2601.19451

Total: 1

#1 Dynamic Multi-Expert Projectors with Stabilized Routing for Multilingual Speech Recognition [PDF1] [Copy] [Kimi] [REL]

Authors: Isha Pandey, Ashish Mittal, Vartul Bahuguna, Ganesh Ramakrishnan

Recent advances in LLM-based ASR connect frozen speech encoders with Large Language Models (LLMs) via lightweight projectors. While effective in monolingual settings, a single projector struggles to capture the diverse acoustic-to-semantic mappings required for multilingual ASR. To address this, we propose SMEAR-MoE, a stabilized Mixture-of-Experts projector that ensures dense gradient flow to all experts, preventing expert collapse while enabling cross-lingual sharing. We systematically compare monolithic, static multi-projector, and dynamic MoE designs across four Indic languages (Hindi, Marathi, Tamil, Telugu). Our SMEAR-MoE achieves strong performance, delivering upto a 7.6% relative WER reduction over the single-projector baseline, while maintaining comparable runtime efficiency. Analysis of expert routing further shows linguistically meaningful specialization, with related languages sharing experts. These results demonstrate that stable multi-expert projectors are key to scalable and robust multilingual ASR.

Subject: Computation and Language

Publish: 2026-01-27 10:37:03 UTC

## Prompt
Turn the paragraph in the paper listing above that begins "Recent advances in LLM-based ASR" into a bulleted list that keeps its main facts.

## Recorded information
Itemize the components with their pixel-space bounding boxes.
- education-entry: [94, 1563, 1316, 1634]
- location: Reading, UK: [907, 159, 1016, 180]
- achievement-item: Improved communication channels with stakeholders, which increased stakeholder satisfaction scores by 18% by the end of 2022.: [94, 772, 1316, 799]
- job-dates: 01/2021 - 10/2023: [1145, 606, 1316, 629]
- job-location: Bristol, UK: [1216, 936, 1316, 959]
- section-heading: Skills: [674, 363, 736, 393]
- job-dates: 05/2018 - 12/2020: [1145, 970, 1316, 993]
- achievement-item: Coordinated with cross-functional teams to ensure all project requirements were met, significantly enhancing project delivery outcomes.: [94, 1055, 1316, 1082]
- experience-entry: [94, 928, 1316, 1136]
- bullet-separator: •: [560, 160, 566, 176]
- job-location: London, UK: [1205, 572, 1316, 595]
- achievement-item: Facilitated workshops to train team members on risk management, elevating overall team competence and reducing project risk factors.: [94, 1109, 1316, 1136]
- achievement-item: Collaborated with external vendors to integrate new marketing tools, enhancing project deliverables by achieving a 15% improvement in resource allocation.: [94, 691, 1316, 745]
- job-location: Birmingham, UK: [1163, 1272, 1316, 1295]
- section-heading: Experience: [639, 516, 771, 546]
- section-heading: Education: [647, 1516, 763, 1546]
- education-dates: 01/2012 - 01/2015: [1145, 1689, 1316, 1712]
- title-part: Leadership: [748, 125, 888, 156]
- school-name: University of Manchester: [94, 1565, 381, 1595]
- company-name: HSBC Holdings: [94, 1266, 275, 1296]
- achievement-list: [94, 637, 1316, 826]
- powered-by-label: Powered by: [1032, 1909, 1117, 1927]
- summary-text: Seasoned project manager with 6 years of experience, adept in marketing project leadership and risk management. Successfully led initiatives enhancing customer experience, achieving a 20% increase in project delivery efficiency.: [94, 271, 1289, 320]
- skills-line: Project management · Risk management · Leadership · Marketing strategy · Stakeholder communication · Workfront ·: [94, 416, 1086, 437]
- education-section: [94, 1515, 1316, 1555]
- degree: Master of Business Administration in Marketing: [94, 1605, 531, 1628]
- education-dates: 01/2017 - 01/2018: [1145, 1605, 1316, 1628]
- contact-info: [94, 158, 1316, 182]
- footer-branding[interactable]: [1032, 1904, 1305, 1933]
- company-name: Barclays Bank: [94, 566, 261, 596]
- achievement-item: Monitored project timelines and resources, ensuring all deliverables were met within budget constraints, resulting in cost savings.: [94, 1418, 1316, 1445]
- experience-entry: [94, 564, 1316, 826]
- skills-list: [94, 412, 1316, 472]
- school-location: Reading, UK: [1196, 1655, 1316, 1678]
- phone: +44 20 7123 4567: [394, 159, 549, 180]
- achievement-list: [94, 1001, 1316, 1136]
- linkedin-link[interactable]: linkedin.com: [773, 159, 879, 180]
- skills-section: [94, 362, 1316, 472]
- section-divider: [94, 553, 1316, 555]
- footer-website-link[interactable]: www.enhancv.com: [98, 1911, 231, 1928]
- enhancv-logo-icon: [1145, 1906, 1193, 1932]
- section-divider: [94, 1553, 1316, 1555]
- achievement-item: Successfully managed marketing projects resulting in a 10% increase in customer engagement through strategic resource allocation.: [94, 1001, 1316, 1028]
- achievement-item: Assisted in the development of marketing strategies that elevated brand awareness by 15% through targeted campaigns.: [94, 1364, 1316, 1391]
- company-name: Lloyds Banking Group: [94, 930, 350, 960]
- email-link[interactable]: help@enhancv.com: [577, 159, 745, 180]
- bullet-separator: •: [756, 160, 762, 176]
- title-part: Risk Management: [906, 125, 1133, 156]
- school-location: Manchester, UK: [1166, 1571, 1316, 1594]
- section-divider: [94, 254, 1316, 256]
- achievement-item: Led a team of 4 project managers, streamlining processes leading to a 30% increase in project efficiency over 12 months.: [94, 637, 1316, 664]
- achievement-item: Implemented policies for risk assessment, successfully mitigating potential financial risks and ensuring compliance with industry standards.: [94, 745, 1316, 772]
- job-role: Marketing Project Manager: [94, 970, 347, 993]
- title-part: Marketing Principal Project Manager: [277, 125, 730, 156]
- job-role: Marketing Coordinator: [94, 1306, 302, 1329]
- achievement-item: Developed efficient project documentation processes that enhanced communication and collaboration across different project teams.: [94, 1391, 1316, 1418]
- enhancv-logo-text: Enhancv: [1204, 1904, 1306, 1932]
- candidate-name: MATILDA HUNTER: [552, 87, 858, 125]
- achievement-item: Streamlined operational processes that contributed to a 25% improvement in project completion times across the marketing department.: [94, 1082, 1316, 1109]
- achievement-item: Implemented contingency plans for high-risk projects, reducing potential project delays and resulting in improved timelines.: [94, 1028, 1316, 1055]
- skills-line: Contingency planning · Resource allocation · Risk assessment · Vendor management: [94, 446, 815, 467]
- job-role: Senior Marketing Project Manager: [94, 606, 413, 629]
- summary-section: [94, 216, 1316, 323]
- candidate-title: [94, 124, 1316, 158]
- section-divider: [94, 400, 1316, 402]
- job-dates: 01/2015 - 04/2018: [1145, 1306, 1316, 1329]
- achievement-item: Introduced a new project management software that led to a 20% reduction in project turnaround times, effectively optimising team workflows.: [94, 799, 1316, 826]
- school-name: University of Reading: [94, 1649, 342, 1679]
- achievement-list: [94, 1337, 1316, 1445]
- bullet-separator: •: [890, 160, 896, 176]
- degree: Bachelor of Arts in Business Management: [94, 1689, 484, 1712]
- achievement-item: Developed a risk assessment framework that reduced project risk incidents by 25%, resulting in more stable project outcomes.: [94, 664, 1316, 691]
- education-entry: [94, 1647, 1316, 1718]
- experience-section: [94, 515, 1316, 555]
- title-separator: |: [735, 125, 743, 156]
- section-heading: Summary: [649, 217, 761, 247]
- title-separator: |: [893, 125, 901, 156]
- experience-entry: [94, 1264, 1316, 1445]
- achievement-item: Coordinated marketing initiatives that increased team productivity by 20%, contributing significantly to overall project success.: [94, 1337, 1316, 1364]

## Exercise response
- LLM-based ASR links frozen speech encoders to Large Language Models through lightweight projectors.
- A single projector works in monolingual settings but struggles with the varied acoustic-to-semantic mappings that multilingual ASR needs.
- Proposed method: SMEAR-MoE, a stabilized Mixture-of-Experts projector. It sends dense gradients to all experts, which prevents expert collapse and allows cross-lingual sharing.
- Designs compared: monolithic, static multi-projector, and dynamic MoE.
- Languages: Hindi, Marathi, Tamil, and Telugu.
- Results: up to a 7.6% relative WER reduction over the single-projector baseline, with comparable runtime efficiency.
- Expert routing shows linguistically meaningful specialization, with related languages sharing experts.
- Conclusion: stable multi-expert projectors are key to scalable, robust multilingual ASR.